-- BEGIN RAW DATA --

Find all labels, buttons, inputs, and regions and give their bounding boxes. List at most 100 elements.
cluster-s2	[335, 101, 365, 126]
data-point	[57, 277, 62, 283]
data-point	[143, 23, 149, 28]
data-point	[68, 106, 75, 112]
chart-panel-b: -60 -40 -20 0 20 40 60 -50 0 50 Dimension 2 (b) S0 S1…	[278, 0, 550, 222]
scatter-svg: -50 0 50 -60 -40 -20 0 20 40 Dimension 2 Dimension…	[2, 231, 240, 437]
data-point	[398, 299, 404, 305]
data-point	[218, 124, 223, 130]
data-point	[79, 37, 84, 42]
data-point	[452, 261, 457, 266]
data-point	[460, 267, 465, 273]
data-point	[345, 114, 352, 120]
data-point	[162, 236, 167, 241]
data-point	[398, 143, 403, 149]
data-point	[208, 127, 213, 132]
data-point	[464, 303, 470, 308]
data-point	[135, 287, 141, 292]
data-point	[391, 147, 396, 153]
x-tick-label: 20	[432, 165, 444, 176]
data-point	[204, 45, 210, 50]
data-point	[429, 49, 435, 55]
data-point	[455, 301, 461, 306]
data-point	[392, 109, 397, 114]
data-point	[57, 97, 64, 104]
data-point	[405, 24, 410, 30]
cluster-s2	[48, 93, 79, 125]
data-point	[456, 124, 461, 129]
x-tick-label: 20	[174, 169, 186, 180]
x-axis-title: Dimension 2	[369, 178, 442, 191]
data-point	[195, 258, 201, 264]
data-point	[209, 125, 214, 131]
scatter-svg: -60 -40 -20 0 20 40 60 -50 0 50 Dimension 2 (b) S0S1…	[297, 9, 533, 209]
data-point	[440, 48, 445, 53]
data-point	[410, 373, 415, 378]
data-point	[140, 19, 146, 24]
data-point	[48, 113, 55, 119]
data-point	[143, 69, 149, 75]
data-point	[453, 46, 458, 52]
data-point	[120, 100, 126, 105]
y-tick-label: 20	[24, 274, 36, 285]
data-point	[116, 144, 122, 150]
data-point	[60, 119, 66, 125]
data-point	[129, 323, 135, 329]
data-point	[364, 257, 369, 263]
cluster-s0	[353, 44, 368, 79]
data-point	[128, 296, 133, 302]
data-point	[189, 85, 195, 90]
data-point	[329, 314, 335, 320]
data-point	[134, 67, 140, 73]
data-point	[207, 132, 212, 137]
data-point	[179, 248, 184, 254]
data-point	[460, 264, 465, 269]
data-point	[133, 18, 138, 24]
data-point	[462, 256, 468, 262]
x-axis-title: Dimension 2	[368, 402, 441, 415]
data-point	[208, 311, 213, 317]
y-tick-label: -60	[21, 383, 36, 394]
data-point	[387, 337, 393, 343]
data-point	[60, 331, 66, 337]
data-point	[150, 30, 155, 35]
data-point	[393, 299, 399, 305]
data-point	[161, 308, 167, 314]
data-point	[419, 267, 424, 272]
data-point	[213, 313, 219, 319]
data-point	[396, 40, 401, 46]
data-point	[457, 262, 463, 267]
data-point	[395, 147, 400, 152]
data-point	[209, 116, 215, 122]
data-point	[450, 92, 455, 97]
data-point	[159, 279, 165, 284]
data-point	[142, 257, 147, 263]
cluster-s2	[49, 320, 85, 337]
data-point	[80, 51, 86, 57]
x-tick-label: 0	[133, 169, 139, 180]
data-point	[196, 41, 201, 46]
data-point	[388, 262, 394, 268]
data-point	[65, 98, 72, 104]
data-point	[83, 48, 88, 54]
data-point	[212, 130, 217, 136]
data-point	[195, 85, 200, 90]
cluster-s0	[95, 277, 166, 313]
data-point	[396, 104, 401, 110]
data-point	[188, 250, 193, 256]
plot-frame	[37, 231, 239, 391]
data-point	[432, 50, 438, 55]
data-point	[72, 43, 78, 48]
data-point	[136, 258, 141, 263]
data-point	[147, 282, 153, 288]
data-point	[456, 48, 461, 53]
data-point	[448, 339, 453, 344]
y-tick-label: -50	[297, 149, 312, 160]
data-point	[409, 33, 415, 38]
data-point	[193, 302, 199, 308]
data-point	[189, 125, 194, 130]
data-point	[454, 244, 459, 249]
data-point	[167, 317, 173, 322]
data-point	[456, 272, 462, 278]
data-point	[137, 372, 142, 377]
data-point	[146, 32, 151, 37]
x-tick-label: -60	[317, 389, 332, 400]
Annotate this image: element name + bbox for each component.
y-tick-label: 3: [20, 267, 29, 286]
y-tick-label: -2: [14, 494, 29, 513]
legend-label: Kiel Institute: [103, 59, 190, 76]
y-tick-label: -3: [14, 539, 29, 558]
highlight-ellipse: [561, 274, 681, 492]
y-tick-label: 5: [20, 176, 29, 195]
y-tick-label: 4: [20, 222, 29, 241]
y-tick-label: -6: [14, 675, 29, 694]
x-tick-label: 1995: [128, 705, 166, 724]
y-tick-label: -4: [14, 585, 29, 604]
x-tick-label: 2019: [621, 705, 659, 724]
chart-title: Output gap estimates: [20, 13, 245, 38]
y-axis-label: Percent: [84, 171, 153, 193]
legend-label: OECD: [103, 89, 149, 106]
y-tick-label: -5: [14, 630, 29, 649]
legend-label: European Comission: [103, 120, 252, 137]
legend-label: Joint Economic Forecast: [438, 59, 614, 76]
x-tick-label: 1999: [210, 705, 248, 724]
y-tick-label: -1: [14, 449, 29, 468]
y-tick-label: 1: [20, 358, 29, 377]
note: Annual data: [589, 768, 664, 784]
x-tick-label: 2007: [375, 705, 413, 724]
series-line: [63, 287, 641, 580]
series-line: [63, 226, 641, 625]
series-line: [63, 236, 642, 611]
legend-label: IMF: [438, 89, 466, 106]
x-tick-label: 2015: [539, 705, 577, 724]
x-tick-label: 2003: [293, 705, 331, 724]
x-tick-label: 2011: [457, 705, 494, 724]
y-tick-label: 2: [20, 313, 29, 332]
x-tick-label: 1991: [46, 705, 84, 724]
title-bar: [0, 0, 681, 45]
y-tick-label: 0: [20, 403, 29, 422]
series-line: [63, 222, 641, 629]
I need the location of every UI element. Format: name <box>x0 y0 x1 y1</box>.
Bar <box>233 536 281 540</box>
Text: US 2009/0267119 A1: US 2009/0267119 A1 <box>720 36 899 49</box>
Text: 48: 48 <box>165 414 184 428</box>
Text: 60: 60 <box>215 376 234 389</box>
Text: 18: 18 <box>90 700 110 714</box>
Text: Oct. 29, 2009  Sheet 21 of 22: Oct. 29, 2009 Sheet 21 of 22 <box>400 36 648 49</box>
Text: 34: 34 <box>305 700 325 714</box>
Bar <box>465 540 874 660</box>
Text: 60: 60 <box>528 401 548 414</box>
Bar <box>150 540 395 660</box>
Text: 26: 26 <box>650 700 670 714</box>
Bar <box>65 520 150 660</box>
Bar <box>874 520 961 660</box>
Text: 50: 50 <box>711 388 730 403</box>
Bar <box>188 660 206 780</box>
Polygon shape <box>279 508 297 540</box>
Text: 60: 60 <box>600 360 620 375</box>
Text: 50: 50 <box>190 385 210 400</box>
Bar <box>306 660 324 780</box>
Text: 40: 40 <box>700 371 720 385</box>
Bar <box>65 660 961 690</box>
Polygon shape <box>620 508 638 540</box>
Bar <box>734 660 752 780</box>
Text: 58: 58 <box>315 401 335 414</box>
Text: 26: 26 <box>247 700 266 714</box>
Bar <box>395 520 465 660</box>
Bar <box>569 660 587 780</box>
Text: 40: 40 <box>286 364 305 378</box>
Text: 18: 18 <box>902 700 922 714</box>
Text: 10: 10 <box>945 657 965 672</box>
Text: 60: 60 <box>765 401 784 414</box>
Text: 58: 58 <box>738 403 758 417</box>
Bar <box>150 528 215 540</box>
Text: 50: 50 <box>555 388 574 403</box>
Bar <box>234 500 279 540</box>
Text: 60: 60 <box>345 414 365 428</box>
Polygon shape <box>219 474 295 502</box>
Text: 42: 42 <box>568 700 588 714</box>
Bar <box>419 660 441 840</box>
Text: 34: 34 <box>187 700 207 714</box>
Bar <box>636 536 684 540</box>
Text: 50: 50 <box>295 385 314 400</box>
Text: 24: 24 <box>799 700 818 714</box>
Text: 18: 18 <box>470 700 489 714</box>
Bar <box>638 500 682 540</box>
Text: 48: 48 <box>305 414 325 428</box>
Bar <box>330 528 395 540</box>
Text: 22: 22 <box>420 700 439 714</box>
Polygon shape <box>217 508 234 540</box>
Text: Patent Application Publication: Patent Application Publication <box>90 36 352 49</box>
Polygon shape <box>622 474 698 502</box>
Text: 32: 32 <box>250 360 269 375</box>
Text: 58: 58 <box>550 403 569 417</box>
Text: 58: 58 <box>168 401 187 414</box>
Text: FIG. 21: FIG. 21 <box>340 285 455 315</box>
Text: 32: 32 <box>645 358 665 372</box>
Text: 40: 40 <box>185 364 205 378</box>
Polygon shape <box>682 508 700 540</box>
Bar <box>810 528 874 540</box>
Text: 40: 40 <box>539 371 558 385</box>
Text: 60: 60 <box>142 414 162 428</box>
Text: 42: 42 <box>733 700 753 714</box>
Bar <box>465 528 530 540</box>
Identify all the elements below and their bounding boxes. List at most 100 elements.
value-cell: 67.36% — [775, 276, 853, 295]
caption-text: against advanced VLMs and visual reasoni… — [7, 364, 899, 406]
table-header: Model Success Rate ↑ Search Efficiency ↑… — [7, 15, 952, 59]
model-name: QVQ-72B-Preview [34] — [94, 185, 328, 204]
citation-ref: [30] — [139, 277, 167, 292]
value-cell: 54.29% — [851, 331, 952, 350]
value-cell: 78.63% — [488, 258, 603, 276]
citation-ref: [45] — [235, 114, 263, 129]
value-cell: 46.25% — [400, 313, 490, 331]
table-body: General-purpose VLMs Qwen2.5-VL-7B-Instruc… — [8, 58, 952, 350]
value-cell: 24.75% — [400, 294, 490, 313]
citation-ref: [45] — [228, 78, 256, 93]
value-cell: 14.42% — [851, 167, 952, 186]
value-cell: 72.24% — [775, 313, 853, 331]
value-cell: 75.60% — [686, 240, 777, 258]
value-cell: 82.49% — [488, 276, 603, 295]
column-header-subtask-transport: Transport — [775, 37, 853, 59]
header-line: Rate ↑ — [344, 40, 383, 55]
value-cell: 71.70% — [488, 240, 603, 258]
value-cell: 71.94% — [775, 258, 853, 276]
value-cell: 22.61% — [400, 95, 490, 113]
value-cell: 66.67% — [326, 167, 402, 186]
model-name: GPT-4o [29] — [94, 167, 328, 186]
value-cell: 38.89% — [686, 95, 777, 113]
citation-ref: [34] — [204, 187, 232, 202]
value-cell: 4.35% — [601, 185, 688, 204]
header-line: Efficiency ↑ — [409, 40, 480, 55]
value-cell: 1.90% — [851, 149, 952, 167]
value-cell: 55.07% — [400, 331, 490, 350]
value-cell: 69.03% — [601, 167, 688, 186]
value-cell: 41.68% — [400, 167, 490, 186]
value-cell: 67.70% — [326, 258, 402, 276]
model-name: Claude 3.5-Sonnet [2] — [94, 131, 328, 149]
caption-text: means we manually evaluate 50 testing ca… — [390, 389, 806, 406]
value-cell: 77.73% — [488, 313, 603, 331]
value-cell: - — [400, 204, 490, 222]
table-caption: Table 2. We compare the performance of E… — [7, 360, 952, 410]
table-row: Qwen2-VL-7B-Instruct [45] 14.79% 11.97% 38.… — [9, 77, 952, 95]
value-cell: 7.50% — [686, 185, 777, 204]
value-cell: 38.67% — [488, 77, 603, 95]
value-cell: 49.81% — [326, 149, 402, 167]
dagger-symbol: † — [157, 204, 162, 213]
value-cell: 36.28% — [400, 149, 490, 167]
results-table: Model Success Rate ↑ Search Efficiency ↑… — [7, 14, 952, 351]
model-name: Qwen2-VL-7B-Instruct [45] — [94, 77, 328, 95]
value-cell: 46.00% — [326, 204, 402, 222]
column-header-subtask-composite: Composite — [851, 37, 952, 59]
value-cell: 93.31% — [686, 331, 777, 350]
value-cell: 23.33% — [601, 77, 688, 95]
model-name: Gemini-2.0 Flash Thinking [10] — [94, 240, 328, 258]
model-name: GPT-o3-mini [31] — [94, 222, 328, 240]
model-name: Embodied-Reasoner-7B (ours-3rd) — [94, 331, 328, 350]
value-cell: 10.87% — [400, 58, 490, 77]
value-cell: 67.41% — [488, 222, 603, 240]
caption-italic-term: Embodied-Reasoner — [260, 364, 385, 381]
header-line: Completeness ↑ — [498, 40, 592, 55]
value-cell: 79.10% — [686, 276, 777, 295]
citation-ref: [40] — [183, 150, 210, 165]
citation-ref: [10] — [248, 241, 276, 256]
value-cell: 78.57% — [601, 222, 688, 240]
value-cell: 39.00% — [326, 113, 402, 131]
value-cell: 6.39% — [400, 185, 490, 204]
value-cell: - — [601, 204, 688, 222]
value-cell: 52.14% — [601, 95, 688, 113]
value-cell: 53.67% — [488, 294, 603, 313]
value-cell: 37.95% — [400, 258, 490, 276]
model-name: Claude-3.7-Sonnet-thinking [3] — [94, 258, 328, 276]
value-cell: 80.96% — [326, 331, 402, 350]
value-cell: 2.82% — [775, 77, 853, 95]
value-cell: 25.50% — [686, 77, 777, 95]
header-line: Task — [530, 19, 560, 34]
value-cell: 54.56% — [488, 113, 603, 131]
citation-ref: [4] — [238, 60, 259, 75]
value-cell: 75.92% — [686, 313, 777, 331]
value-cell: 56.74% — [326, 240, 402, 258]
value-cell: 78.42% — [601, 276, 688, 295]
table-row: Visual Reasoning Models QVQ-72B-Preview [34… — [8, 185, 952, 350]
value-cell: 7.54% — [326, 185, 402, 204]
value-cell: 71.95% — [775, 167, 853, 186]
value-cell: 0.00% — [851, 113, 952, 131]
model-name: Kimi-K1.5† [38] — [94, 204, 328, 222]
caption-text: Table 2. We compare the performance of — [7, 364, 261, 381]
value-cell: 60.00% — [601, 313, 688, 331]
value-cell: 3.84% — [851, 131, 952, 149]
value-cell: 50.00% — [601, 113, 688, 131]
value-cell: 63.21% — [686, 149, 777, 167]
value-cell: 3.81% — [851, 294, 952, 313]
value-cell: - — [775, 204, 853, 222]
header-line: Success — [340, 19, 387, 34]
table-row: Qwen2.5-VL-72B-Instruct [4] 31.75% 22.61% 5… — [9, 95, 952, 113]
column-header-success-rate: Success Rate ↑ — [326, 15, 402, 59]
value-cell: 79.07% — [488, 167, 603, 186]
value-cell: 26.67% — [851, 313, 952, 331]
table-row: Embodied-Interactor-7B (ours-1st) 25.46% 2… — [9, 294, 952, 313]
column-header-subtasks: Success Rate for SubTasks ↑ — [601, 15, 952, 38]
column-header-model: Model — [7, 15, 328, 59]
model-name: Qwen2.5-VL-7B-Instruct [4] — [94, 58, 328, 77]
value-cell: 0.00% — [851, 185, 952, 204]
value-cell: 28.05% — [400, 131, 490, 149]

-- END RAW DATA --

**EXERCISE DETAILS:** Reproduce the data from its first line through the line containing "258, 201, 264]", including that line, switching every "cluster-s2" to "cluster-group-2" and leaving everything else unchanged.

**FINAL ANSWER:**
Find all labels, buttons, inputs, and regions and give their bounding boxes. List at most 100 elements.
cluster-group-2	[335, 101, 365, 126]
data-point	[57, 277, 62, 283]
data-point	[143, 23, 149, 28]
data-point	[68, 106, 75, 112]
chart-panel-b: -60 -40 -20 0 20 40 60 -50 0 50 Dimension 2 (b) S0 S1…	[278, 0, 550, 222]
scatter-svg: -50 0 50 -60 -40 -20 0 20 40 Dimension 2 Dimension…	[2, 231, 240, 437]
data-point	[398, 299, 404, 305]
data-point	[218, 124, 223, 130]
data-point	[79, 37, 84, 42]
data-point	[452, 261, 457, 266]
data-point	[460, 267, 465, 273]
data-point	[345, 114, 352, 120]
data-point	[162, 236, 167, 241]
data-point	[398, 143, 403, 149]
data-point	[208, 127, 213, 132]
data-point	[464, 303, 470, 308]
data-point	[135, 287, 141, 292]
data-point	[391, 147, 396, 153]
x-tick-label: 20	[432, 165, 444, 176]
data-point	[204, 45, 210, 50]
data-point	[429, 49, 435, 55]
data-point	[455, 301, 461, 306]
data-point	[392, 109, 397, 114]
data-point	[57, 97, 64, 104]
data-point	[405, 24, 410, 30]
cluster-group-2	[48, 93, 79, 125]
data-point	[456, 124, 461, 129]
x-tick-label: 20	[174, 169, 186, 180]
x-axis-title: Dimension 2	[369, 178, 442, 191]
data-point	[195, 258, 201, 264]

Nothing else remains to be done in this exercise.